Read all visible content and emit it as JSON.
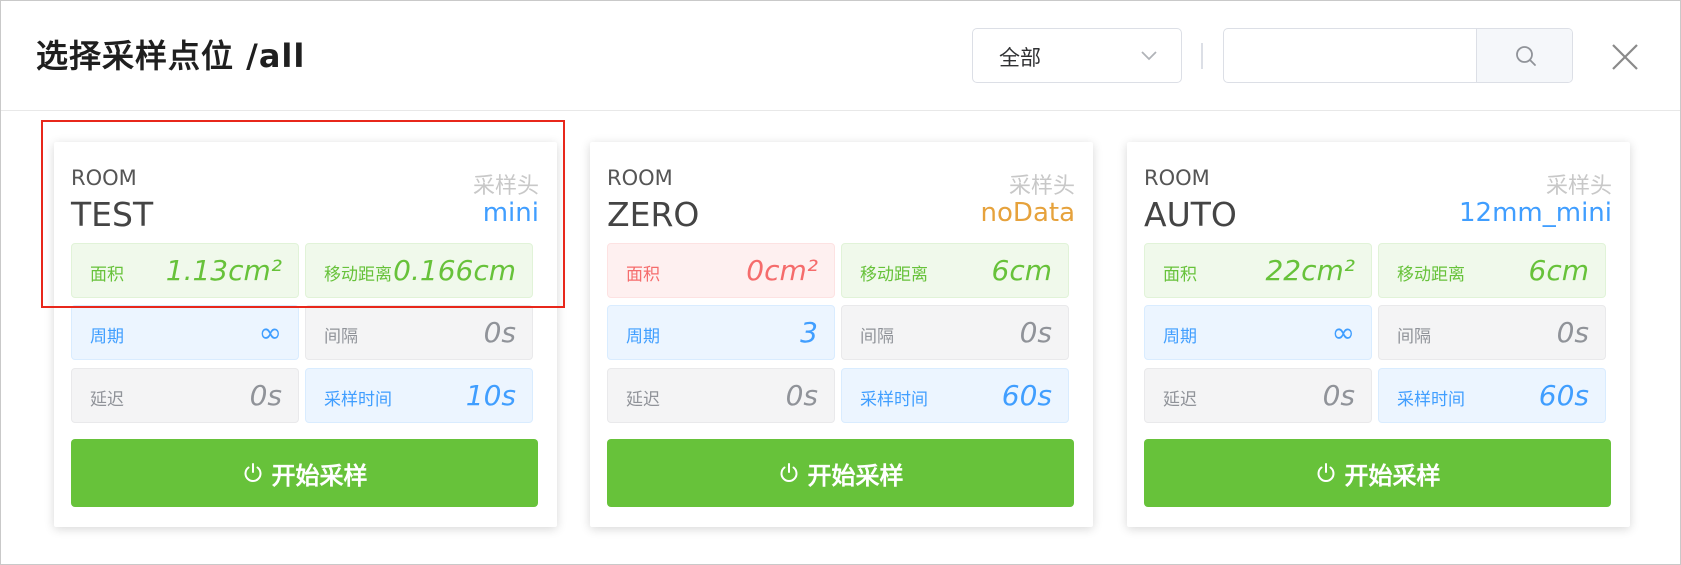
{
  "header": {
    "title": "选择采样点位 /all",
    "filter_value": "全部",
    "search_placeholder": ""
  },
  "cards": [
    {
      "room_label": "ROOM",
      "room_name": "TEST",
      "head_label": "采样头",
      "head_value": "mini",
      "head_color": "#409eff",
      "area_label": "面积",
      "area_value": "1.13cm²",
      "move_label": "移动距离",
      "move_value": "0.166cm",
      "period_label": "周期",
      "period_value": "∞",
      "interval_label": "间隔",
      "interval_value": "0s",
      "delay_label": "延迟",
      "delay_value": "0s",
      "sample_time_label": "采样时间",
      "sample_time_value": "10s",
      "start_label": "开始采样"
    },
    {
      "room_label": "ROOM",
      "room_name": "ZERO",
      "head_label": "采样头",
      "head_value": "noData",
      "head_color": "#e6a23c",
      "area_label": "面积",
      "area_value": "0cm²",
      "move_label": "移动距离",
      "move_value": "6cm",
      "period_label": "周期",
      "period_value": "3",
      "interval_label": "间隔",
      "interval_value": "0s",
      "delay_label": "延迟",
      "delay_value": "0s",
      "sample_time_label": "采样时间",
      "sample_time_value": "60s",
      "start_label": "开始采样"
    },
    {
      "room_label": "ROOM",
      "room_name": "AUTO",
      "head_label": "采样头",
      "head_value": "12mm_mini",
      "head_color": "#409eff",
      "area_label": "面积",
      "area_value": "22cm²",
      "move_label": "移动距离",
      "move_value": "6cm",
      "period_label": "周期",
      "period_value": "∞",
      "interval_label": "间隔",
      "interval_value": "0s",
      "delay_label": "延迟",
      "delay_value": "0s",
      "sample_time_label": "采样时间",
      "sample_time_value": "60s",
      "start_label": "开始采样"
    }
  ],
  "colors": {
    "success": "#67c23a",
    "danger": "#f56c6c",
    "primary": "#409eff",
    "warning": "#e6a23c",
    "info": "#909399",
    "highlight_border": "#e8271b"
  },
  "icons": {
    "select_arrow": "chevron-down-icon",
    "search": "search-icon",
    "close": "close-icon",
    "start": "power-icon"
  }
}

▬▬▬▬▬▬

■ Written request:
Repeat each entry exactly as it appears; skip any picture.

■ Response below:
Read all visible content and emit it as JSON.
{
  "header": {
    "title": "选择采样点位 /all",
    "filter_value": "全部",
    "search_placeholder": ""
  },
  "cards": [
    {
      "room_label": "ROOM",
      "room_name": "TEST",
      "head_label": "采样头",
      "head_value": "mini",
      "head_color": "#409eff",
      "area_label": "面积",
      "area_value": "1.13cm²",
      "move_label": "移动距离",
      "move_value": "0.166cm",
      "period_label": "周期",
      "period_value": "∞",
      "interval_label": "间隔",
      "interval_value": "0s",
      "delay_label": "延迟",
      "delay_value": "0s",
      "sample_time_label": "采样时间",
      "sample_time_value": "10s",
      "start_label": "开始采样"
    },
    {
      "room_label": "ROOM",
      "room_name": "ZERO",
      "head_label": "采样头",
      "head_value": "noData",
      "head_color": "#e6a23c",
      "area_label": "面积",
      "area_value": "0cm²",
      "move_label": "移动距离",
      "move_value": "6cm",
      "period_label": "周期",
      "period_value": "3",
      "interval_label": "间隔",
      "interval_value": "0s",
      "delay_label": "延迟",
      "delay_value": "0s",
      "sample_time_label": "采样时间",
      "sample_time_value": "60s",
      "start_label": "开始采样"
    },
    {
      "room_label": "ROOM",
      "room_name": "AUTO",
      "head_label": "采样头",
      "head_value": "12mm_mini",
      "head_color": "#409eff",
      "area_label": "面积",
      "area_value": "22cm²",
      "move_label": "移动距离",
      "move_value": "6cm",
      "period_label": "周期",
      "period_value": "∞",
      "interval_label": "间隔",
      "interval_value": "0s",
      "delay_label": "延迟",
      "delay_value": "0s",
      "sample_time_label": "采样时间",
      "sample_time_value": "60s",
      "start_label": "开始采样"
    }
  ],
  "colors": {
    "success": "#67c23a",
    "danger": "#f56c6c",
    "primary": "#409eff",
    "warning": "#e6a23c",
    "info": "#909399",
    "highlight_border": "#e8271b"
  },
  "icons": {
    "select_arrow": "chevron-down-icon",
    "search": "search-icon",
    "close": "close-icon",
    "start": "power-icon"
  }
}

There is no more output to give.